### Short problem
Please pull out every line that includes the string "paintings".

### Dataset extract
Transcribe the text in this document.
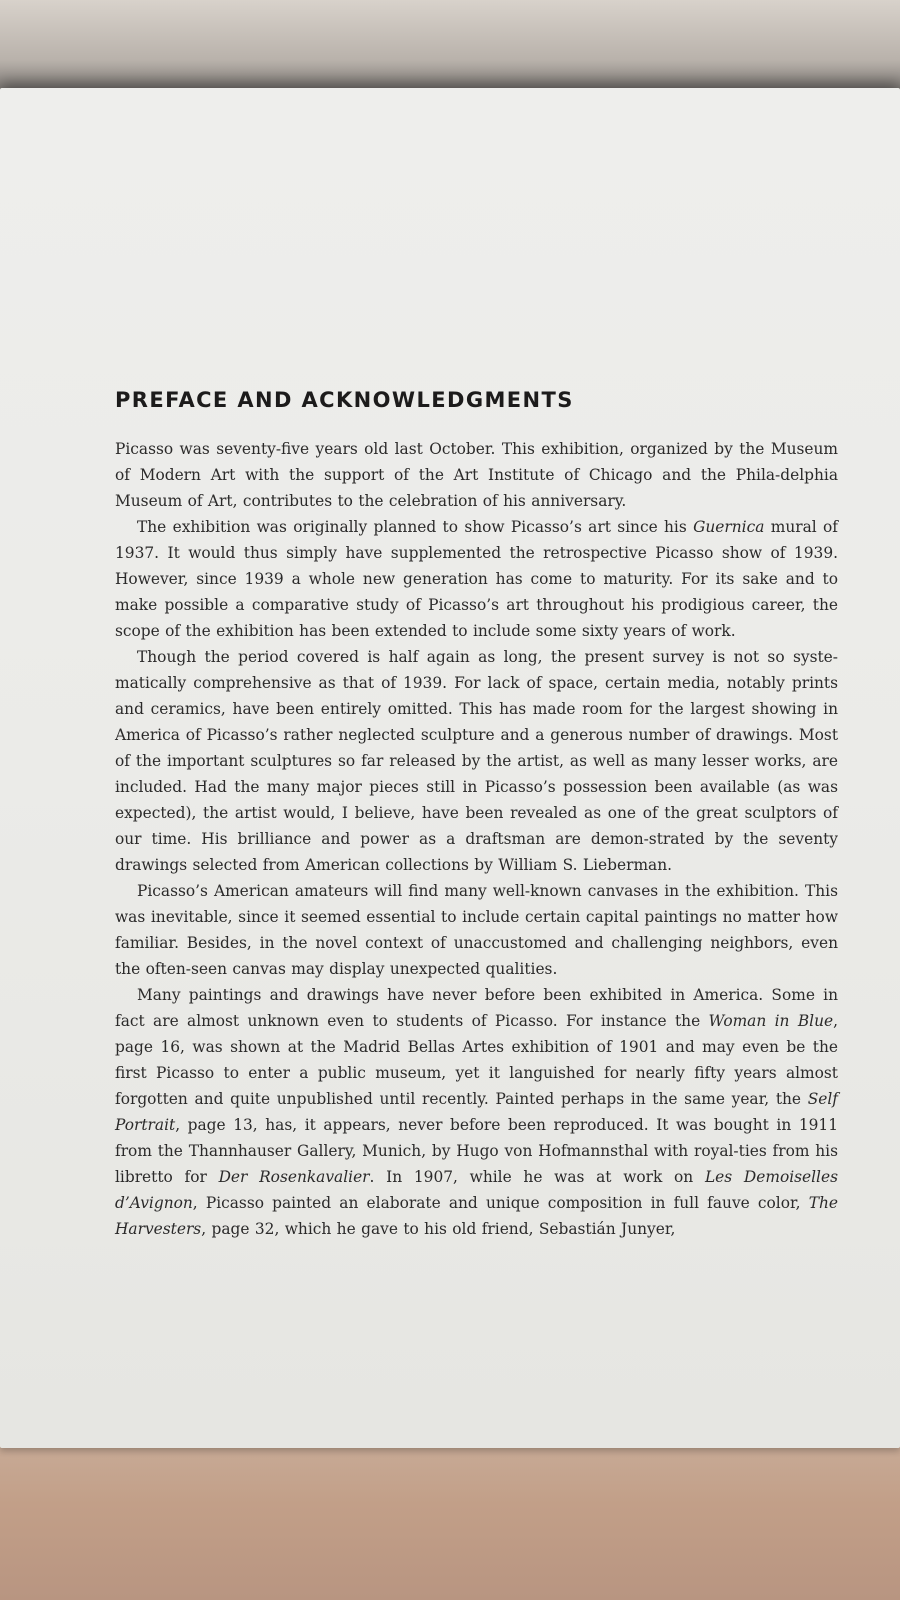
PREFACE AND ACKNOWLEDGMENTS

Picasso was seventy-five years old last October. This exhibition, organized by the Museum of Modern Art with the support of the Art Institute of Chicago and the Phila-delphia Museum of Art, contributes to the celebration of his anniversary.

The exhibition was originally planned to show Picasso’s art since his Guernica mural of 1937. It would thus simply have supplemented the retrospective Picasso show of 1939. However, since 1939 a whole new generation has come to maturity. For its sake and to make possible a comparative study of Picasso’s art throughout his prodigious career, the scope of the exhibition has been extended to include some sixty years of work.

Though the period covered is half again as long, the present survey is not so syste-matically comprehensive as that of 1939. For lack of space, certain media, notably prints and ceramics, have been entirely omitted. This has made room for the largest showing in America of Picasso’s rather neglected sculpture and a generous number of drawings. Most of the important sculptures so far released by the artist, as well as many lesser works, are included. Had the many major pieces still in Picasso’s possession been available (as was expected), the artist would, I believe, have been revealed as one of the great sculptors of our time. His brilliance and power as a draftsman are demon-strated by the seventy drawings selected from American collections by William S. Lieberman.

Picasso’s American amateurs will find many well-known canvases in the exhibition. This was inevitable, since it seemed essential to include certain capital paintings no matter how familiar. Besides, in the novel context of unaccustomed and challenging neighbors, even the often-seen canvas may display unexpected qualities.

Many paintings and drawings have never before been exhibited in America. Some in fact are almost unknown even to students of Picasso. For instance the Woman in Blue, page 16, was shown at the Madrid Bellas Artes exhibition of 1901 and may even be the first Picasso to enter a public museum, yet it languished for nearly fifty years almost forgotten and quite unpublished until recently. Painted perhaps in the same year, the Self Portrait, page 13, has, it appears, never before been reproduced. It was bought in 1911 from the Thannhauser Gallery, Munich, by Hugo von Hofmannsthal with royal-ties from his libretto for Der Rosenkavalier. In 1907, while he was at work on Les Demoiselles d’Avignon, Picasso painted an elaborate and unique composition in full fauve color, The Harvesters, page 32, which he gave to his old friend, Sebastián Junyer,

### Output of the task
Picasso’s American amateurs will find many well-known canvases in the exhibition. This was inevitable, since it seemed essential to include certain capital paintings no matter how familiar. Besides, in the novel context of unaccustomed and challenging neighbors, even the often-seen canvas may display unexpected qualities.
Many paintings and drawings have never before been exhibited in America. Some in fact are almost unknown even to students of Picasso. For instance the Woman in Blue, page 16, was shown at the Madrid Bellas Artes exhibition of 1901 and may even be the first Picasso to enter a public museum, yet it languished for nearly fifty years almost forgotten and quite unpublished until recently. Painted perhaps in the same year, the Self Portrait, page 13, has, it appears, never before been reproduced. It was bought in 1911 from the Thannhauser Gallery, Munich, by Hugo von Hofmannsthal with royal-ties from his libretto for Der Rosenkavalier. In 1907, while he was at work on Les Demoiselles d’Avignon, Picasso painted an elaborate and unique composition in full fauve color, The Harvesters, page 32, which he gave to his old friend, Sebastián Junyer,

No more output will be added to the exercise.